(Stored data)
————

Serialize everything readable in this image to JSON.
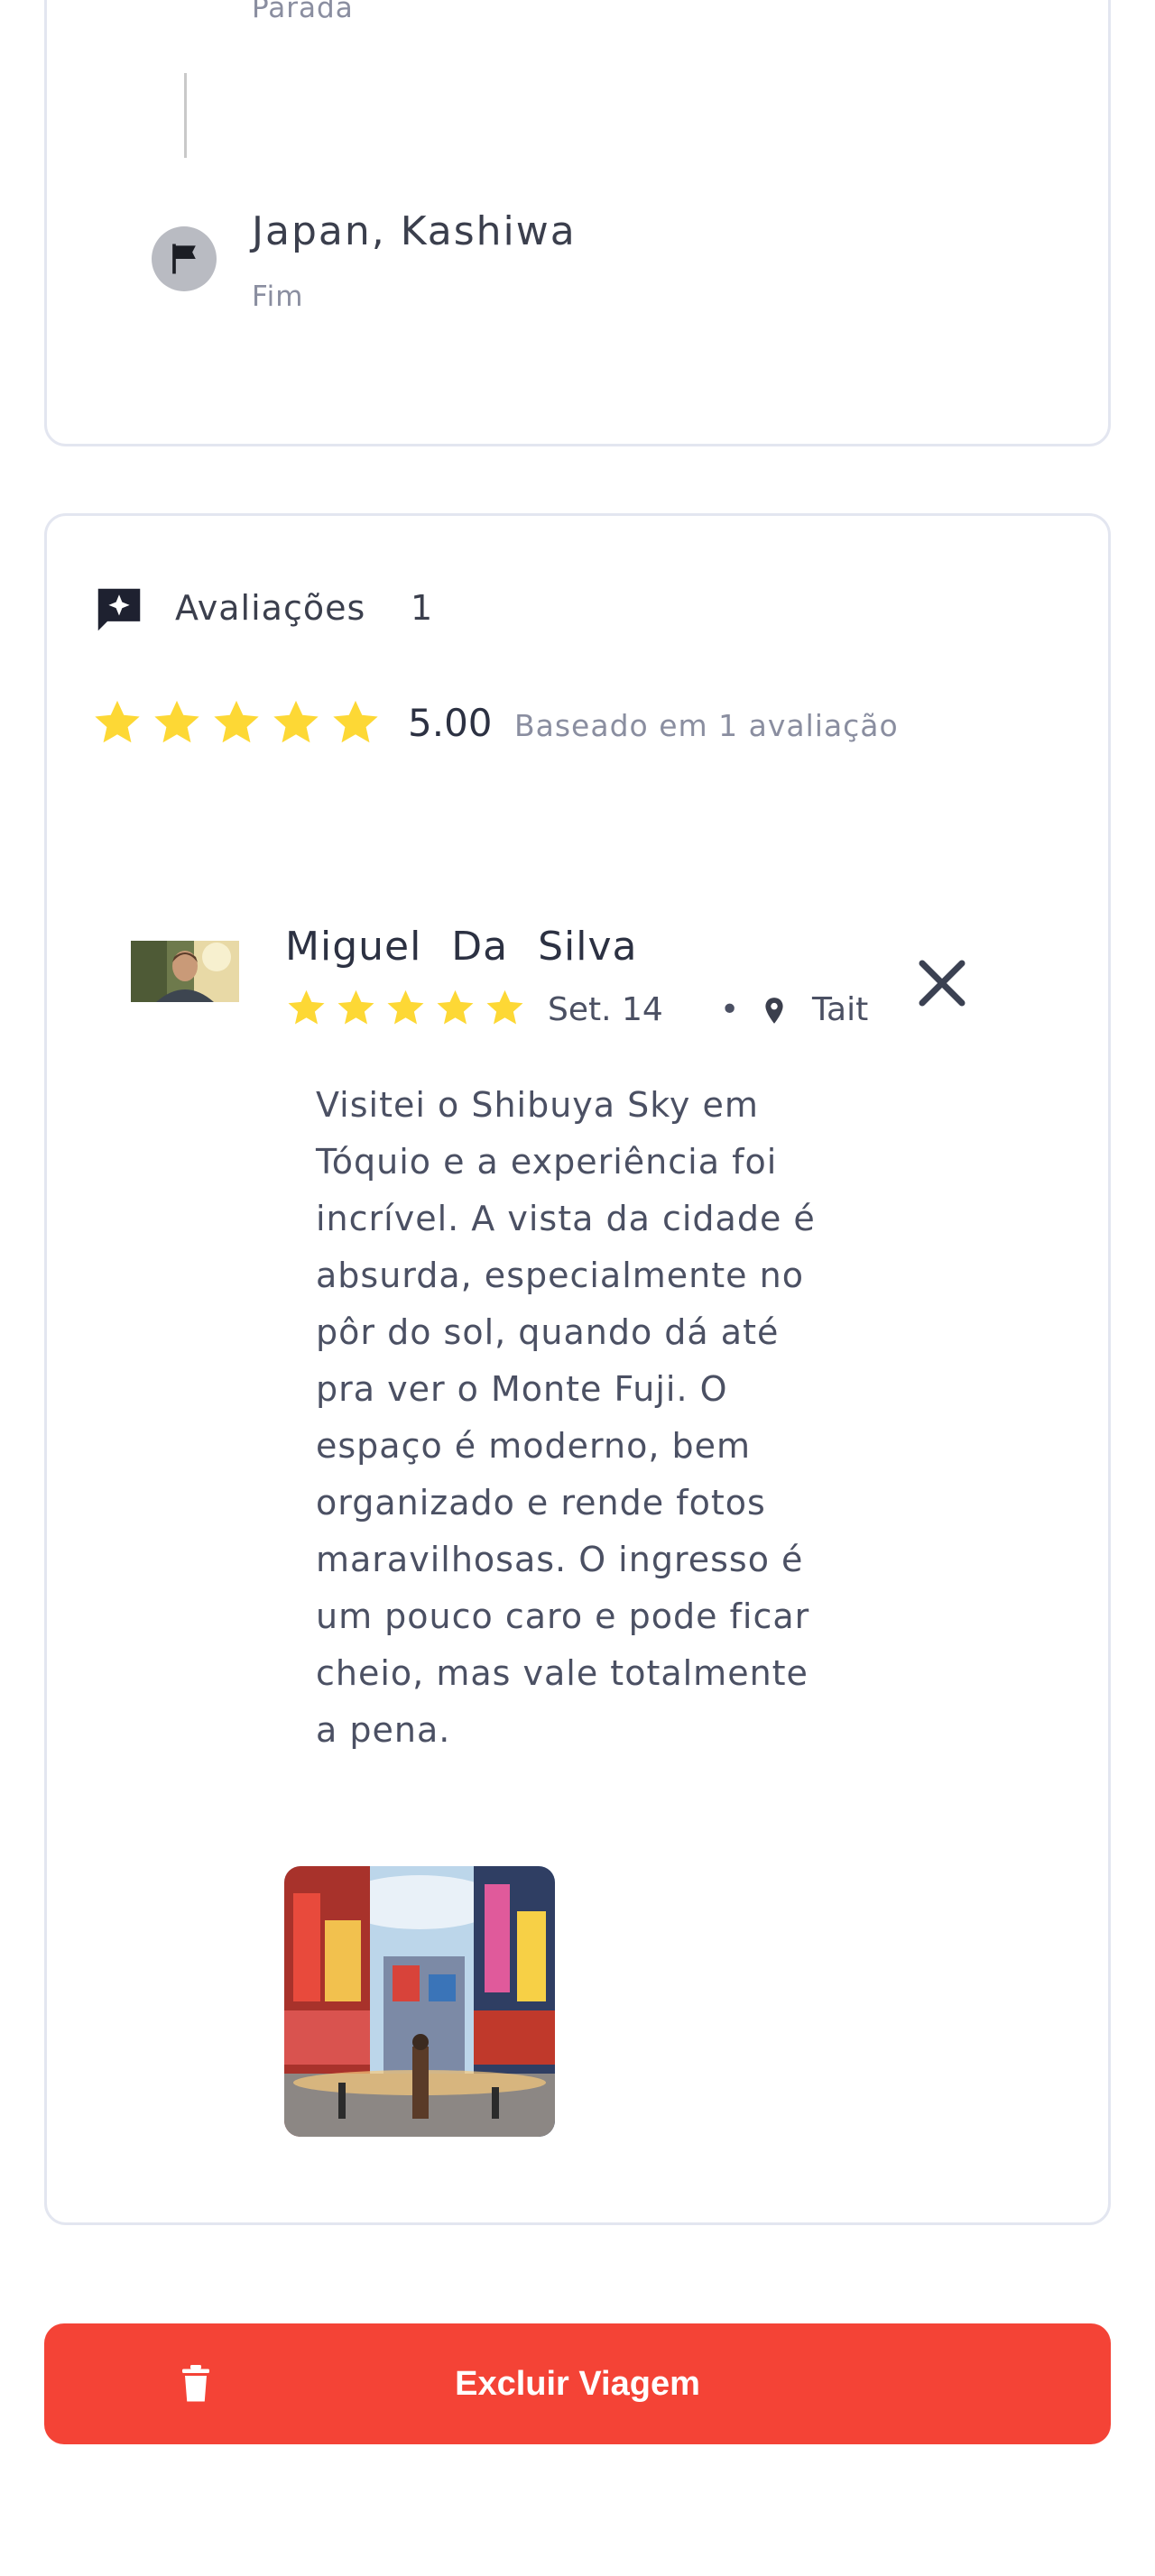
{
  "route": {
    "prev_stop_type": "Parada",
    "end_stop": {
      "name": "Japan, Kashiwa",
      "type": "Fim"
    }
  },
  "reviews": {
    "title": "Avaliações",
    "count": "1",
    "average": "5.00",
    "average_stars": 5,
    "caption": "Baseado em 1 avaliação",
    "items": [
      {
        "author": "Miguel Da Silva",
        "stars": 5,
        "date": "Set. 14",
        "separator": "•",
        "location": "Tait",
        "text": "Visitei o Shibuya Sky em Tóquio e a experiência foi incrível. A vista da cidade é absurda, especialmente no pôr do sol, quando dá até pra ver o Monte Fuji. O espaço é moderno, bem organizado e rende fotos maravilhosas. O ingresso é um pouco caro e pode ficar cheio, mas vale totalmente a pena."
      }
    ]
  },
  "actions": {
    "delete_label": "Excluir Viagem"
  },
  "colors": {
    "star": "#fdd835",
    "danger": "#f44336",
    "border": "#e3e6f0"
  },
  "icons": [
    "flag-icon",
    "review-sparkle-icon",
    "star-icon",
    "location-pin-icon",
    "close-icon",
    "trash-icon"
  ]
}
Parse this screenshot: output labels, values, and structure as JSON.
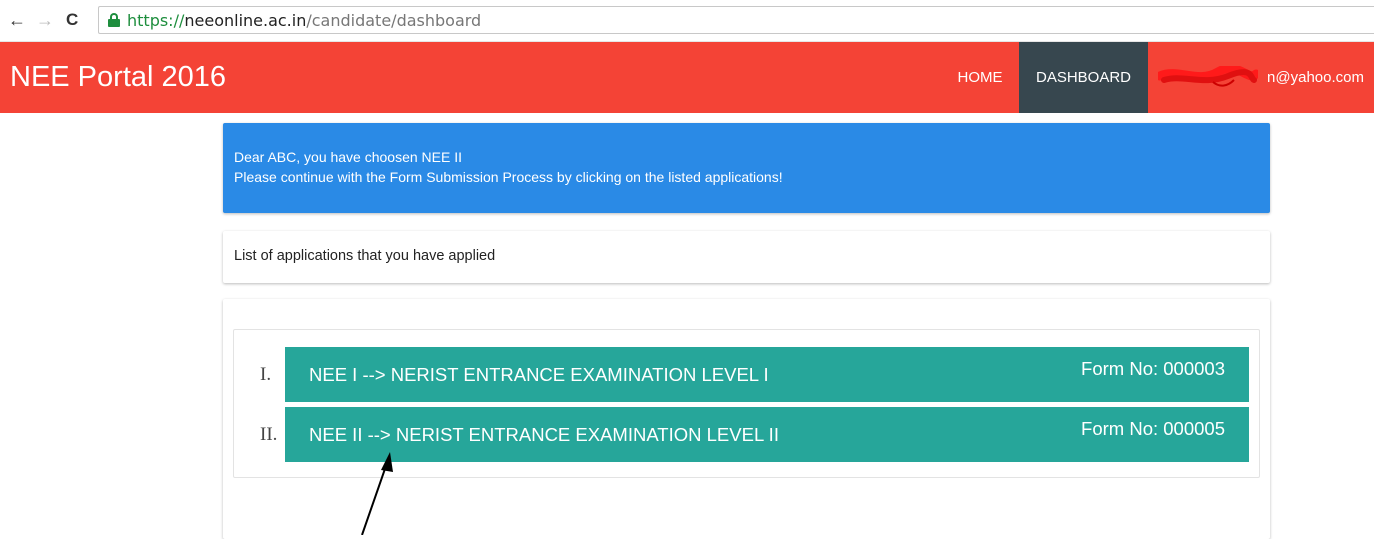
{
  "browser": {
    "url_scheme": "https://",
    "url_host": "neeonline.ac.in",
    "url_path": "/candidate/dashboard"
  },
  "header": {
    "brand": "NEE Portal 2016",
    "nav": {
      "home": "HOME",
      "dashboard": "DASHBOARD",
      "user_email_visible": "n@yahoo.com"
    },
    "colors": {
      "bar": "#f44336",
      "active_tab": "#37474f"
    }
  },
  "notice": {
    "line1": "Dear ABC, you have choosen NEE II",
    "line2": "Please continue with the Form Submission Process by clicking on the listed applications!",
    "color": "#2a8ae6"
  },
  "list_title": "List of applications that you have applied",
  "applications": [
    {
      "numeral": "I.",
      "name": "NEE I --> NERIST ENTRANCE EXAMINATION LEVEL I",
      "form_no": "Form No: 000003"
    },
    {
      "numeral": "II.",
      "name": "NEE II --> NERIST ENTRANCE EXAMINATION LEVEL II",
      "form_no": "Form No: 000005"
    }
  ],
  "tile_color": "#26a69a"
}
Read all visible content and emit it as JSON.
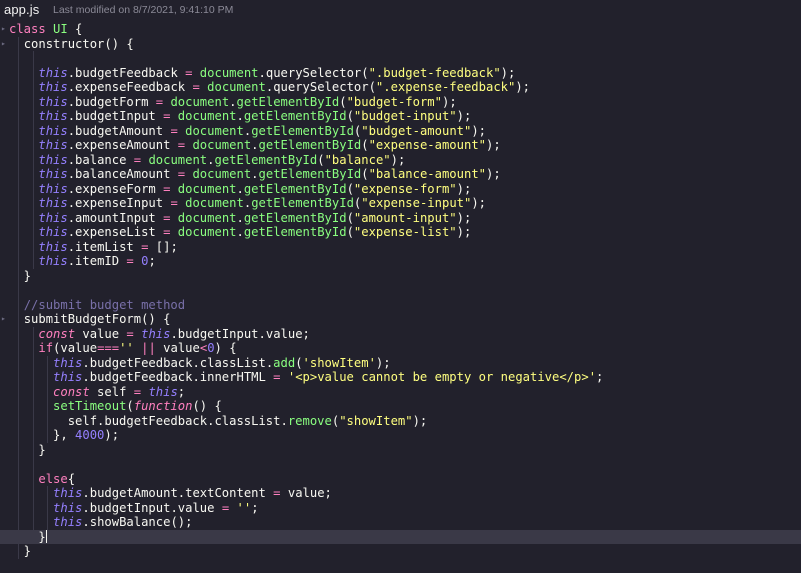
{
  "tab": {
    "filename": "app.js"
  },
  "status": {
    "last_modified": "Last modified on 8/7/2021, 9:41:10 PM"
  },
  "colors": {
    "background": "#22212c",
    "keyword": "#ff80bf",
    "function": "#8aff80",
    "this": "#9580ff",
    "string": "#ffff80",
    "comment": "#7970a9"
  },
  "code": {
    "lines": [
      {
        "segments": [
          {
            "text": "class ",
            "cls": "kw"
          },
          {
            "text": "UI",
            "cls": "cls"
          },
          {
            "text": " {",
            "cls": "prop"
          }
        ]
      },
      {
        "segments": [
          {
            "text": "  "
          },
          {
            "text": "constructor",
            "cls": "prop"
          },
          {
            "text": "() {",
            "cls": "prop"
          }
        ]
      },
      {
        "segments": [
          {
            "text": ""
          }
        ]
      },
      {
        "segments": [
          {
            "text": "    "
          },
          {
            "text": "this",
            "cls": "this"
          },
          {
            "text": ".budgetFeedback "
          },
          {
            "text": "=",
            "cls": "op"
          },
          {
            "text": " document",
            "cls": "fn"
          },
          {
            "text": ".querySelector("
          },
          {
            "text": "\".budget-feedback\"",
            "cls": "str"
          },
          {
            "text": ");"
          }
        ]
      },
      {
        "segments": [
          {
            "text": "    "
          },
          {
            "text": "this",
            "cls": "this"
          },
          {
            "text": ".expenseFeedback "
          },
          {
            "text": "=",
            "cls": "op"
          },
          {
            "text": " document",
            "cls": "fn"
          },
          {
            "text": ".querySelector("
          },
          {
            "text": "\".expense-feedback\"",
            "cls": "str"
          },
          {
            "text": ");"
          }
        ]
      },
      {
        "segments": [
          {
            "text": "    "
          },
          {
            "text": "this",
            "cls": "this"
          },
          {
            "text": ".budgetForm "
          },
          {
            "text": "=",
            "cls": "op"
          },
          {
            "text": " document",
            "cls": "fn"
          },
          {
            "text": "."
          },
          {
            "text": "getElementById",
            "cls": "fn"
          },
          {
            "text": "("
          },
          {
            "text": "\"budget-form\"",
            "cls": "str"
          },
          {
            "text": ");"
          }
        ]
      },
      {
        "segments": [
          {
            "text": "    "
          },
          {
            "text": "this",
            "cls": "this"
          },
          {
            "text": ".budgetInput "
          },
          {
            "text": "=",
            "cls": "op"
          },
          {
            "text": " document",
            "cls": "fn"
          },
          {
            "text": "."
          },
          {
            "text": "getElementById",
            "cls": "fn"
          },
          {
            "text": "("
          },
          {
            "text": "\"budget-input\"",
            "cls": "str"
          },
          {
            "text": ");"
          }
        ]
      },
      {
        "segments": [
          {
            "text": "    "
          },
          {
            "text": "this",
            "cls": "this"
          },
          {
            "text": ".budgetAmount "
          },
          {
            "text": "=",
            "cls": "op"
          },
          {
            "text": " document",
            "cls": "fn"
          },
          {
            "text": "."
          },
          {
            "text": "getElementById",
            "cls": "fn"
          },
          {
            "text": "("
          },
          {
            "text": "\"budget-amount\"",
            "cls": "str"
          },
          {
            "text": ");"
          }
        ]
      },
      {
        "segments": [
          {
            "text": "    "
          },
          {
            "text": "this",
            "cls": "this"
          },
          {
            "text": ".expenseAmount "
          },
          {
            "text": "=",
            "cls": "op"
          },
          {
            "text": " document",
            "cls": "fn"
          },
          {
            "text": "."
          },
          {
            "text": "getElementById",
            "cls": "fn"
          },
          {
            "text": "("
          },
          {
            "text": "\"expense-amount\"",
            "cls": "str"
          },
          {
            "text": ");"
          }
        ]
      },
      {
        "segments": [
          {
            "text": "    "
          },
          {
            "text": "this",
            "cls": "this"
          },
          {
            "text": ".balance "
          },
          {
            "text": "=",
            "cls": "op"
          },
          {
            "text": " document",
            "cls": "fn"
          },
          {
            "text": "."
          },
          {
            "text": "getElementById",
            "cls": "fn"
          },
          {
            "text": "("
          },
          {
            "text": "\"balance\"",
            "cls": "str"
          },
          {
            "text": ");"
          }
        ]
      },
      {
        "segments": [
          {
            "text": "    "
          },
          {
            "text": "this",
            "cls": "this"
          },
          {
            "text": ".balanceAmount "
          },
          {
            "text": "=",
            "cls": "op"
          },
          {
            "text": " document",
            "cls": "fn"
          },
          {
            "text": "."
          },
          {
            "text": "getElementById",
            "cls": "fn"
          },
          {
            "text": "("
          },
          {
            "text": "\"balance-amount\"",
            "cls": "str"
          },
          {
            "text": ");"
          }
        ]
      },
      {
        "segments": [
          {
            "text": "    "
          },
          {
            "text": "this",
            "cls": "this"
          },
          {
            "text": ".expenseForm "
          },
          {
            "text": "=",
            "cls": "op"
          },
          {
            "text": " document",
            "cls": "fn"
          },
          {
            "text": "."
          },
          {
            "text": "getElementById",
            "cls": "fn"
          },
          {
            "text": "("
          },
          {
            "text": "\"expense-form\"",
            "cls": "str"
          },
          {
            "text": ");"
          }
        ]
      },
      {
        "segments": [
          {
            "text": "    "
          },
          {
            "text": "this",
            "cls": "this"
          },
          {
            "text": ".expenseInput "
          },
          {
            "text": "=",
            "cls": "op"
          },
          {
            "text": " document",
            "cls": "fn"
          },
          {
            "text": "."
          },
          {
            "text": "getElementById",
            "cls": "fn"
          },
          {
            "text": "("
          },
          {
            "text": "\"expense-input\"",
            "cls": "str"
          },
          {
            "text": ");"
          }
        ]
      },
      {
        "segments": [
          {
            "text": "    "
          },
          {
            "text": "this",
            "cls": "this"
          },
          {
            "text": ".amountInput "
          },
          {
            "text": "=",
            "cls": "op"
          },
          {
            "text": " document",
            "cls": "fn"
          },
          {
            "text": "."
          },
          {
            "text": "getElementById",
            "cls": "fn"
          },
          {
            "text": "("
          },
          {
            "text": "\"amount-input\"",
            "cls": "str"
          },
          {
            "text": ");"
          }
        ]
      },
      {
        "segments": [
          {
            "text": "    "
          },
          {
            "text": "this",
            "cls": "this"
          },
          {
            "text": ".expenseList "
          },
          {
            "text": "=",
            "cls": "op"
          },
          {
            "text": " document",
            "cls": "fn"
          },
          {
            "text": "."
          },
          {
            "text": "getElementById",
            "cls": "fn"
          },
          {
            "text": "("
          },
          {
            "text": "\"expense-list\"",
            "cls": "str"
          },
          {
            "text": ");"
          }
        ]
      },
      {
        "segments": [
          {
            "text": "    "
          },
          {
            "text": "this",
            "cls": "this"
          },
          {
            "text": ".itemList "
          },
          {
            "text": "=",
            "cls": "op"
          },
          {
            "text": " [];"
          }
        ]
      },
      {
        "segments": [
          {
            "text": "    "
          },
          {
            "text": "this",
            "cls": "this"
          },
          {
            "text": ".itemID "
          },
          {
            "text": "=",
            "cls": "op"
          },
          {
            "text": " "
          },
          {
            "text": "0",
            "cls": "num"
          },
          {
            "text": ";"
          }
        ]
      },
      {
        "segments": [
          {
            "text": "  }"
          }
        ]
      },
      {
        "segments": [
          {
            "text": ""
          }
        ]
      },
      {
        "segments": [
          {
            "text": "  "
          },
          {
            "text": "//submit budget method",
            "cls": "cm"
          }
        ]
      },
      {
        "segments": [
          {
            "text": "  "
          },
          {
            "text": "submitBudgetForm",
            "cls": "prop"
          },
          {
            "text": "() {"
          }
        ]
      },
      {
        "segments": [
          {
            "text": "    "
          },
          {
            "text": "const",
            "cls": "kwi"
          },
          {
            "text": " value "
          },
          {
            "text": "=",
            "cls": "op"
          },
          {
            "text": " "
          },
          {
            "text": "this",
            "cls": "this"
          },
          {
            "text": ".budgetInput.value;"
          }
        ]
      },
      {
        "segments": [
          {
            "text": "    "
          },
          {
            "text": "if",
            "cls": "kw"
          },
          {
            "text": "(value"
          },
          {
            "text": "===",
            "cls": "op"
          },
          {
            "text": "''",
            "cls": "str"
          },
          {
            "text": " "
          },
          {
            "text": "||",
            "cls": "op"
          },
          {
            "text": " value"
          },
          {
            "text": "<",
            "cls": "op"
          },
          {
            "text": "0",
            "cls": "num"
          },
          {
            "text": ") {"
          }
        ]
      },
      {
        "segments": [
          {
            "text": "      "
          },
          {
            "text": "this",
            "cls": "this"
          },
          {
            "text": ".budgetFeedback.classList."
          },
          {
            "text": "add",
            "cls": "fn"
          },
          {
            "text": "("
          },
          {
            "text": "'showItem'",
            "cls": "str"
          },
          {
            "text": ");"
          }
        ]
      },
      {
        "segments": [
          {
            "text": "      "
          },
          {
            "text": "this",
            "cls": "this"
          },
          {
            "text": ".budgetFeedback.innerHTML "
          },
          {
            "text": "=",
            "cls": "op"
          },
          {
            "text": " "
          },
          {
            "text": "'<p>value cannot be empty or negative</p>'",
            "cls": "str"
          },
          {
            "text": ";"
          }
        ]
      },
      {
        "segments": [
          {
            "text": "      "
          },
          {
            "text": "const",
            "cls": "kwi"
          },
          {
            "text": " self "
          },
          {
            "text": "=",
            "cls": "op"
          },
          {
            "text": " "
          },
          {
            "text": "this",
            "cls": "this"
          },
          {
            "text": ";"
          }
        ]
      },
      {
        "segments": [
          {
            "text": "      "
          },
          {
            "text": "setTimeout",
            "cls": "fn"
          },
          {
            "text": "("
          },
          {
            "text": "function",
            "cls": "kwi"
          },
          {
            "text": "() {"
          }
        ]
      },
      {
        "segments": [
          {
            "text": "        self.budgetFeedback.classList."
          },
          {
            "text": "remove",
            "cls": "fn"
          },
          {
            "text": "("
          },
          {
            "text": "\"showItem\"",
            "cls": "str"
          },
          {
            "text": ");"
          }
        ]
      },
      {
        "segments": [
          {
            "text": "      }, "
          },
          {
            "text": "4000",
            "cls": "num"
          },
          {
            "text": ");"
          }
        ]
      },
      {
        "segments": [
          {
            "text": "    }"
          }
        ]
      },
      {
        "segments": [
          {
            "text": ""
          }
        ]
      },
      {
        "segments": [
          {
            "text": "    "
          },
          {
            "text": "else",
            "cls": "kw"
          },
          {
            "text": "{"
          }
        ]
      },
      {
        "segments": [
          {
            "text": "      "
          },
          {
            "text": "this",
            "cls": "this"
          },
          {
            "text": ".budgetAmount.textContent "
          },
          {
            "text": "=",
            "cls": "op"
          },
          {
            "text": " value;"
          }
        ]
      },
      {
        "segments": [
          {
            "text": "      "
          },
          {
            "text": "this",
            "cls": "this"
          },
          {
            "text": ".budgetInput.value "
          },
          {
            "text": "=",
            "cls": "op"
          },
          {
            "text": " "
          },
          {
            "text": "''",
            "cls": "str"
          },
          {
            "text": ";"
          }
        ]
      },
      {
        "segments": [
          {
            "text": "      "
          },
          {
            "text": "this",
            "cls": "this"
          },
          {
            "text": ".showBalance();"
          }
        ]
      },
      {
        "segments": [
          {
            "text": "    }"
          }
        ],
        "active": true
      },
      {
        "segments": [
          {
            "text": "  }"
          }
        ]
      }
    ]
  }
}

————

**PROBLEM TO SOLVE**: Filter the records, keeping only lines that contain "budgetFeedback", and show those lines.

**TASK RESULT**:
            "text": ".budgetFeedback "
            "text": ".budgetFeedback.classList."
            "text": ".budgetFeedback.innerHTML "
            "text": "        self.budgetFeedback.classList."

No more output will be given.